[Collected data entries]

|---|

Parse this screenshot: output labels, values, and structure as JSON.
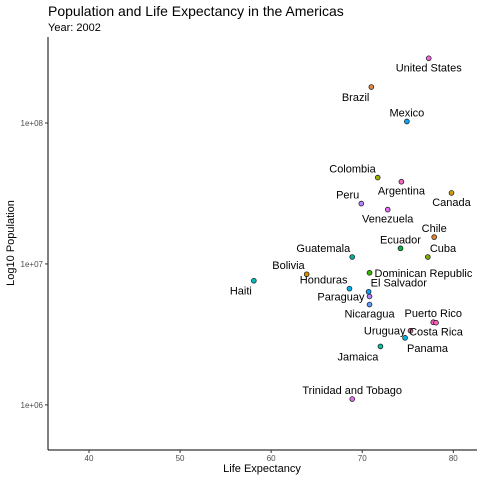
{
  "chart_data": {
    "type": "scatter",
    "title": "Population and Life Expectancy in the Americas",
    "subtitle": "Year: 2002",
    "xlabel": "Life Expectancy",
    "ylabel": "Log10 Population",
    "xlim": [
      35.5,
      82.6
    ],
    "ylim_log10": [
      5.68,
      8.61
    ],
    "y_scale": "log10",
    "x_ticks": [
      {
        "value": 40,
        "label": "40"
      },
      {
        "value": 50,
        "label": "50"
      },
      {
        "value": 60,
        "label": "60"
      },
      {
        "value": 70,
        "label": "70"
      },
      {
        "value": 80,
        "label": "80"
      }
    ],
    "y_ticks": [
      {
        "value": 1000000,
        "label": "1e+06"
      },
      {
        "value": 10000000,
        "label": "1e+07"
      },
      {
        "value": 100000000,
        "label": "1e+08"
      }
    ],
    "grid": false,
    "legend": "none",
    "points": [
      {
        "label": "United States",
        "x": 77.3,
        "y": 287700000,
        "color": "#F564E3",
        "label_pos": "below"
      },
      {
        "label": "Brazil",
        "x": 71.0,
        "y": 179900000,
        "color": "#E6863B",
        "label_pos": "below-left"
      },
      {
        "label": "Mexico",
        "x": 74.9,
        "y": 102500000,
        "color": "#00A9FF",
        "label_pos": "above"
      },
      {
        "label": "Colombia",
        "x": 71.7,
        "y": 41000000,
        "color": "#9FB000",
        "label_pos": "above-left"
      },
      {
        "label": "Argentina",
        "x": 74.3,
        "y": 38300000,
        "color": "#F766C0",
        "label_pos": "below"
      },
      {
        "label": "Canada",
        "x": 79.8,
        "y": 31900000,
        "color": "#D1A000",
        "label_pos": "below"
      },
      {
        "label": "Peru",
        "x": 69.9,
        "y": 26800000,
        "color": "#B983FF",
        "label_pos": "above-left"
      },
      {
        "label": "Venezuela",
        "x": 72.8,
        "y": 24300000,
        "color": "#E76BF3",
        "label_pos": "below"
      },
      {
        "label": "Chile",
        "x": 77.9,
        "y": 15500000,
        "color": "#E88526",
        "label_pos": "above"
      },
      {
        "label": "Ecuador",
        "x": 74.2,
        "y": 12900000,
        "color": "#00BA38",
        "label_pos": "above"
      },
      {
        "label": "Cuba",
        "x": 77.2,
        "y": 11200000,
        "color": "#7CAE00",
        "label_pos": "above-right"
      },
      {
        "label": "Guatemala",
        "x": 68.9,
        "y": 11200000,
        "color": "#00B0A0",
        "label_pos": "above-left"
      },
      {
        "label": "Dominican Republic",
        "x": 70.8,
        "y": 8650000,
        "color": "#39B600",
        "label_pos": "right"
      },
      {
        "label": "Bolivia",
        "x": 63.9,
        "y": 8450000,
        "color": "#D89000",
        "label_pos": "above-left"
      },
      {
        "label": "Haiti",
        "x": 58.1,
        "y": 7600000,
        "color": "#00BFC4",
        "label_pos": "below-left"
      },
      {
        "label": "Honduras",
        "x": 68.6,
        "y": 6680000,
        "color": "#00B4EF",
        "label_pos": "above-left"
      },
      {
        "label": "El Salvador",
        "x": 70.7,
        "y": 6350000,
        "color": "#00A5FF",
        "label_pos": "above-right"
      },
      {
        "label": "Paraguay",
        "x": 70.8,
        "y": 5880000,
        "color": "#B385FF",
        "label_pos": "left"
      },
      {
        "label": "Nicaragua",
        "x": 70.8,
        "y": 5150000,
        "color": "#619CFF",
        "label_pos": "below"
      },
      {
        "label": "Puerto Rico",
        "x": 77.8,
        "y": 3860000,
        "color": "#FF61C3",
        "label_pos": "above"
      },
      {
        "label": "Costa Rica",
        "x": 78.1,
        "y": 3830000,
        "color": "#FF62BC",
        "label_pos": "below"
      },
      {
        "label": "Uruguay",
        "x": 75.3,
        "y": 3360000,
        "color": "#FF64B0",
        "label_pos": "left"
      },
      {
        "label": "Panama",
        "x": 74.7,
        "y": 2990000,
        "color": "#00B8E7",
        "label_pos": "below-right"
      },
      {
        "label": "Jamaica",
        "x": 72.0,
        "y": 2600000,
        "color": "#00C1A3",
        "label_pos": "below-left"
      },
      {
        "label": "Trinidad and Tobago",
        "x": 68.9,
        "y": 1100000,
        "color": "#E76BF3",
        "label_pos": "above"
      }
    ]
  }
}
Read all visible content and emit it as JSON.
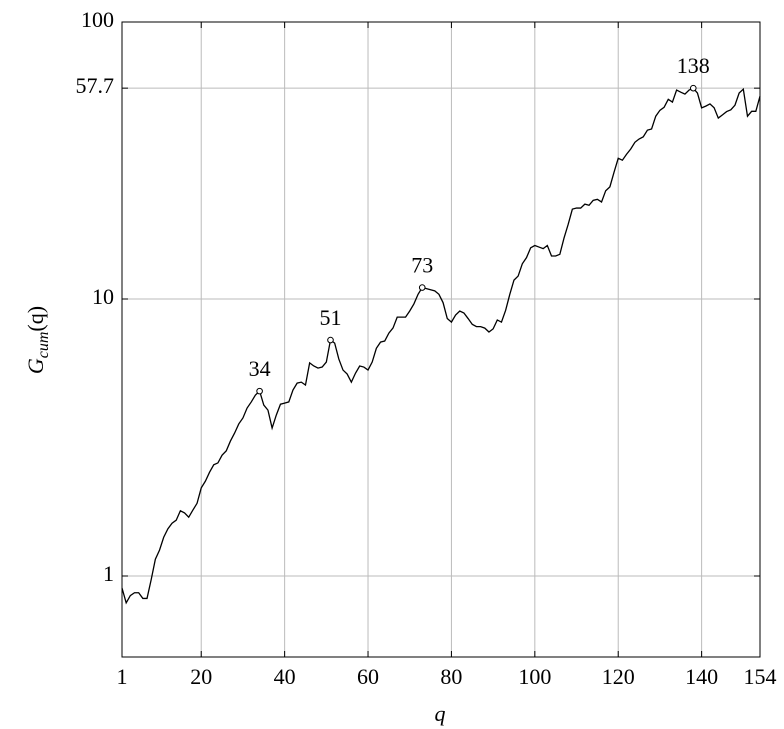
{
  "chart_data": {
    "type": "line",
    "ylabel": {
      "base": "G",
      "sub": "cum",
      "rest": "(q)"
    },
    "xlabel": "q",
    "xlim": [
      1,
      154
    ],
    "ylim": [
      0.51,
      100
    ],
    "log_y": true,
    "grid": true,
    "color": "#000000",
    "xticks": [
      1,
      20,
      40,
      60,
      80,
      100,
      120,
      140,
      154
    ],
    "yticks": [
      1,
      10,
      57.7,
      100
    ],
    "x": [
      1,
      2,
      3,
      4,
      5,
      6,
      7,
      8,
      9,
      10,
      11,
      12,
      13,
      14,
      15,
      16,
      17,
      18,
      19,
      20,
      21,
      22,
      23,
      24,
      25,
      26,
      27,
      28,
      29,
      30,
      31,
      32,
      33,
      34,
      35,
      36,
      37,
      38,
      39,
      40,
      41,
      42,
      43,
      44,
      45,
      46,
      47,
      48,
      49,
      50,
      51,
      52,
      53,
      54,
      55,
      56,
      57,
      58,
      59,
      60,
      61,
      62,
      63,
      64,
      65,
      66,
      67,
      68,
      69,
      70,
      71,
      72,
      73,
      74,
      75,
      76,
      77,
      78,
      79,
      80,
      81,
      82,
      83,
      84,
      85,
      86,
      87,
      88,
      89,
      90,
      91,
      92,
      93,
      94,
      95,
      96,
      97,
      98,
      99,
      100,
      101,
      102,
      103,
      104,
      105,
      106,
      107,
      108,
      109,
      110,
      111,
      112,
      113,
      114,
      115,
      116,
      117,
      118,
      119,
      120,
      121,
      122,
      123,
      124,
      125,
      126,
      127,
      128,
      129,
      130,
      131,
      132,
      133,
      134,
      135,
      136,
      137,
      138,
      139,
      140,
      141,
      142,
      143,
      144,
      145,
      146,
      147,
      148,
      149,
      150,
      151,
      152,
      153,
      154
    ],
    "values": [
      0.905,
      0.8,
      0.85,
      0.87,
      0.87,
      0.83,
      0.83,
      0.97,
      1.15,
      1.24,
      1.38,
      1.48,
      1.55,
      1.59,
      1.72,
      1.69,
      1.63,
      1.73,
      1.83,
      2.08,
      2.2,
      2.37,
      2.52,
      2.56,
      2.73,
      2.83,
      3.07,
      3.28,
      3.54,
      3.72,
      4.04,
      4.25,
      4.5,
      4.65,
      4.14,
      3.97,
      3.42,
      3.81,
      4.17,
      4.21,
      4.25,
      4.69,
      4.97,
      5.01,
      4.89,
      5.88,
      5.73,
      5.63,
      5.68,
      5.92,
      7.11,
      6.93,
      6.07,
      5.54,
      5.36,
      5.01,
      5.4,
      5.73,
      5.68,
      5.54,
      5.92,
      6.64,
      6.99,
      7.05,
      7.53,
      7.86,
      8.6,
      8.6,
      8.6,
      9.05,
      9.6,
      10.4,
      11.0,
      10.9,
      10.8,
      10.7,
      10.4,
      9.7,
      8.5,
      8.25,
      8.75,
      9.05,
      8.9,
      8.5,
      8.1,
      7.95,
      7.95,
      7.85,
      7.6,
      7.8,
      8.4,
      8.25,
      9.1,
      10.4,
      11.7,
      12.1,
      13.4,
      14.1,
      15.3,
      15.6,
      15.4,
      15.2,
      15.6,
      14.3,
      14.3,
      14.5,
      16.6,
      18.6,
      21.1,
      21.3,
      21.3,
      22.0,
      21.8,
      22.7,
      22.9,
      22.4,
      24.6,
      25.4,
      28.7,
      32.2,
      31.7,
      33.3,
      34.8,
      36.8,
      37.8,
      38.5,
      40.7,
      41.1,
      45.7,
      48.0,
      49.2,
      52.6,
      51.4,
      56.8,
      55.8,
      54.9,
      56.8,
      57.7,
      55.4,
      49.0,
      49.7,
      50.6,
      49.0,
      45.0,
      46.2,
      47.5,
      48.2,
      50.1,
      55.4,
      57.2,
      45.7,
      47.6,
      47.6,
      54.0
    ],
    "annotations": [
      {
        "x": 34,
        "label": "34"
      },
      {
        "x": 51,
        "label": "51"
      },
      {
        "x": 73,
        "label": "73"
      },
      {
        "x": 138,
        "label": "138"
      }
    ]
  }
}
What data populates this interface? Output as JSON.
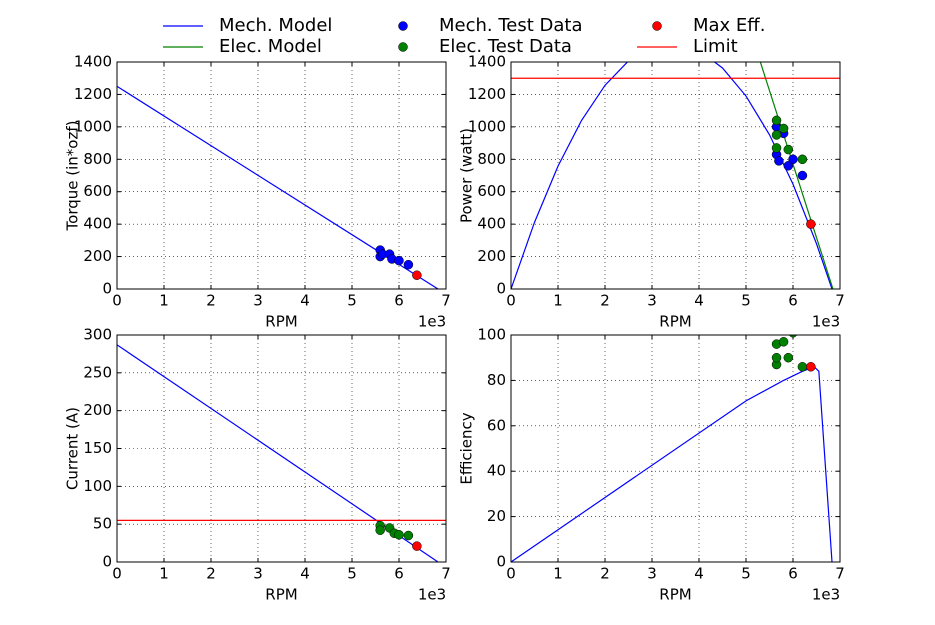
{
  "chart_data": [
    {
      "type": "line",
      "ylabel": "Torque (in*ozf)",
      "xlabel": "RPM",
      "x_offset_text": "1e3",
      "xlim": [
        0,
        7000
      ],
      "xticks": [
        0,
        {
          "value": 1000,
          "label": "1"
        },
        {
          "value": 2000,
          "label": "2"
        },
        {
          "value": 3000,
          "label": "3"
        },
        {
          "value": 4000,
          "label": "4"
        },
        {
          "value": 5000,
          "label": "5"
        },
        {
          "value": 6000,
          "label": "6"
        },
        {
          "value": 7000,
          "label": "7"
        }
      ],
      "ylim": [
        0,
        1400
      ],
      "yticks": [
        0,
        200,
        400,
        600,
        800,
        1000,
        1200,
        1400
      ],
      "grid": true,
      "series": [
        {
          "kind": "line",
          "color": "#0000ff",
          "x": [
            0,
            6830
          ],
          "values": [
            1250,
            0
          ]
        },
        {
          "kind": "scatter",
          "color": "#0000ff",
          "x": [
            5600,
            5600,
            5650,
            5800,
            5850,
            6000,
            6200
          ],
          "values": [
            240,
            200,
            215,
            215,
            185,
            175,
            150
          ]
        },
        {
          "kind": "scatter",
          "color": "#ff0000",
          "x": [
            6380
          ],
          "values": [
            85
          ]
        }
      ]
    },
    {
      "type": "line",
      "ylabel": "Power (watt)",
      "xlabel": "RPM",
      "x_offset_text": "1e3",
      "xlim": [
        0,
        7000
      ],
      "xticks": [
        0,
        {
          "value": 1000,
          "label": "1"
        },
        {
          "value": 2000,
          "label": "2"
        },
        {
          "value": 3000,
          "label": "3"
        },
        {
          "value": 4000,
          "label": "4"
        },
        {
          "value": 5000,
          "label": "5"
        },
        {
          "value": 6000,
          "label": "6"
        },
        {
          "value": 7000,
          "label": "7"
        }
      ],
      "ylim": [
        0,
        1400
      ],
      "yticks": [
        0,
        200,
        400,
        600,
        800,
        1000,
        1200,
        1400
      ],
      "grid": true,
      "series": [
        {
          "name": "Mech. Model",
          "kind": "line",
          "color": "#0000ff",
          "x": [
            0,
            500,
            1000,
            1500,
            2000,
            2500,
            3000,
            3500,
            4000,
            4500,
            5000,
            5500,
            6000,
            6500,
            6830
          ],
          "values": [
            0,
            411,
            758,
            1039,
            1256,
            1407,
            1494,
            1515,
            1472,
            1363,
            1190,
            951,
            647,
            279,
            0
          ]
        },
        {
          "name": "Elec. Model",
          "kind": "line",
          "color": "#008000",
          "x": [
            5250,
            6850
          ],
          "values": [
            1450,
            0
          ]
        },
        {
          "name": "Mech. Test Data",
          "kind": "scatter",
          "color": "#0000ff",
          "x": [
            5650,
            5650,
            5700,
            5800,
            5900,
            6000,
            6200
          ],
          "values": [
            1000,
            830,
            790,
            960,
            760,
            800,
            700
          ]
        },
        {
          "name": "Elec. Test Data",
          "kind": "scatter",
          "color": "#008000",
          "x": [
            5650,
            5650,
            5650,
            5800,
            5900,
            6200
          ],
          "values": [
            1040,
            950,
            870,
            990,
            860,
            800
          ]
        },
        {
          "name": "Max Eff.",
          "kind": "scatter",
          "color": "#ff0000",
          "x": [
            6380
          ],
          "values": [
            400
          ]
        },
        {
          "name": "Limit",
          "kind": "line",
          "color": "#ff0000",
          "x": [
            0,
            7000
          ],
          "values": [
            1300,
            1300
          ]
        }
      ]
    },
    {
      "type": "line",
      "ylabel": "Current (A)",
      "xlabel": "RPM",
      "x_offset_text": "1e3",
      "xlim": [
        0,
        7000
      ],
      "xticks": [
        0,
        {
          "value": 1000,
          "label": "1"
        },
        {
          "value": 2000,
          "label": "2"
        },
        {
          "value": 3000,
          "label": "3"
        },
        {
          "value": 4000,
          "label": "4"
        },
        {
          "value": 5000,
          "label": "5"
        },
        {
          "value": 6000,
          "label": "6"
        },
        {
          "value": 7000,
          "label": "7"
        }
      ],
      "ylim": [
        0,
        300
      ],
      "yticks": [
        0,
        50,
        100,
        150,
        200,
        250,
        300
      ],
      "grid": true,
      "series": [
        {
          "kind": "line",
          "color": "#0000ff",
          "x": [
            0,
            6830
          ],
          "values": [
            287,
            0
          ]
        },
        {
          "kind": "line",
          "color": "#ff0000",
          "x": [
            0,
            7000
          ],
          "values": [
            55,
            55
          ]
        },
        {
          "kind": "scatter",
          "color": "#008000",
          "x": [
            5600,
            5600,
            5800,
            5900,
            6000,
            6200
          ],
          "values": [
            48,
            42,
            45,
            38,
            36,
            35
          ]
        },
        {
          "kind": "scatter",
          "color": "#ff0000",
          "x": [
            6380
          ],
          "values": [
            21
          ]
        }
      ]
    },
    {
      "type": "line",
      "ylabel": "Efficiency",
      "xlabel": "RPM",
      "x_offset_text": "1e3",
      "xlim": [
        0,
        7000
      ],
      "xticks": [
        0,
        {
          "value": 1000,
          "label": "1"
        },
        {
          "value": 2000,
          "label": "2"
        },
        {
          "value": 3000,
          "label": "3"
        },
        {
          "value": 4000,
          "label": "4"
        },
        {
          "value": 5000,
          "label": "5"
        },
        {
          "value": 6000,
          "label": "6"
        },
        {
          "value": 7000,
          "label": "7"
        }
      ],
      "ylim": [
        0,
        100
      ],
      "yticks": [
        0,
        20,
        40,
        60,
        80,
        100
      ],
      "grid": true,
      "series": [
        {
          "kind": "line",
          "color": "#0000ff",
          "x": [
            0,
            5000,
            5800,
            6200,
            6450,
            6550,
            6830
          ],
          "values": [
            0,
            71,
            80,
            84,
            86,
            84,
            0
          ]
        },
        {
          "kind": "scatter",
          "color": "#008000",
          "x": [
            5650,
            5650,
            5650,
            5800,
            5900,
            6000,
            6200
          ],
          "values": [
            87,
            90,
            96,
            97,
            90,
            101,
            86
          ]
        },
        {
          "kind": "scatter",
          "color": "#ff0000",
          "x": [
            6380
          ],
          "values": [
            86
          ]
        }
      ]
    }
  ]
}
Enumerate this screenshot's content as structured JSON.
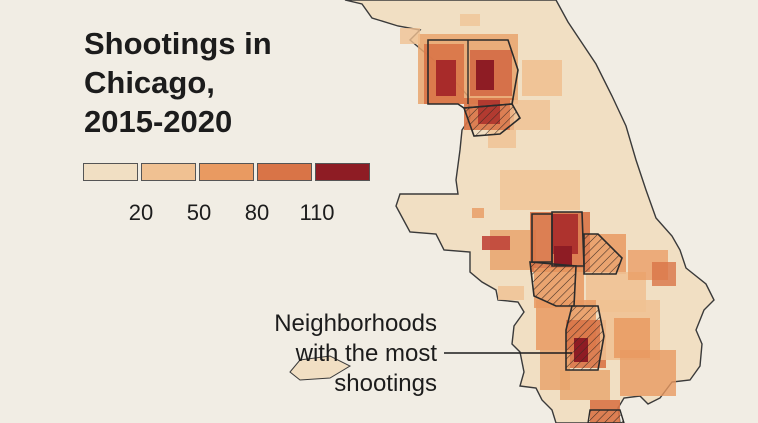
{
  "title_lines": [
    "Shootings in",
    "Chicago,",
    "2015-2020"
  ],
  "legend": {
    "colors": [
      "#f1dfc3",
      "#f0c192",
      "#e99a61",
      "#d97447",
      "#8e1c24"
    ],
    "ticks": [
      "20",
      "50",
      "80",
      "110"
    ]
  },
  "annotation_lines": [
    "Neighborhoods",
    "with the most",
    "shootings"
  ],
  "colors": {
    "background": "#f1ede4",
    "land": "#f1dfc3",
    "outline": "#2b2b2b"
  }
}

|---|

◆ **WHAT NEEDS TO BE DONE**
Pick out each line containing the string "this" and copy it.

◆ **RIGHT ANSWER**
Parse this screenshot: output labels, values, and structure as JSON.
What data populates this interface? Output as JSON.
Enumerate this screenshot's content as structured JSON.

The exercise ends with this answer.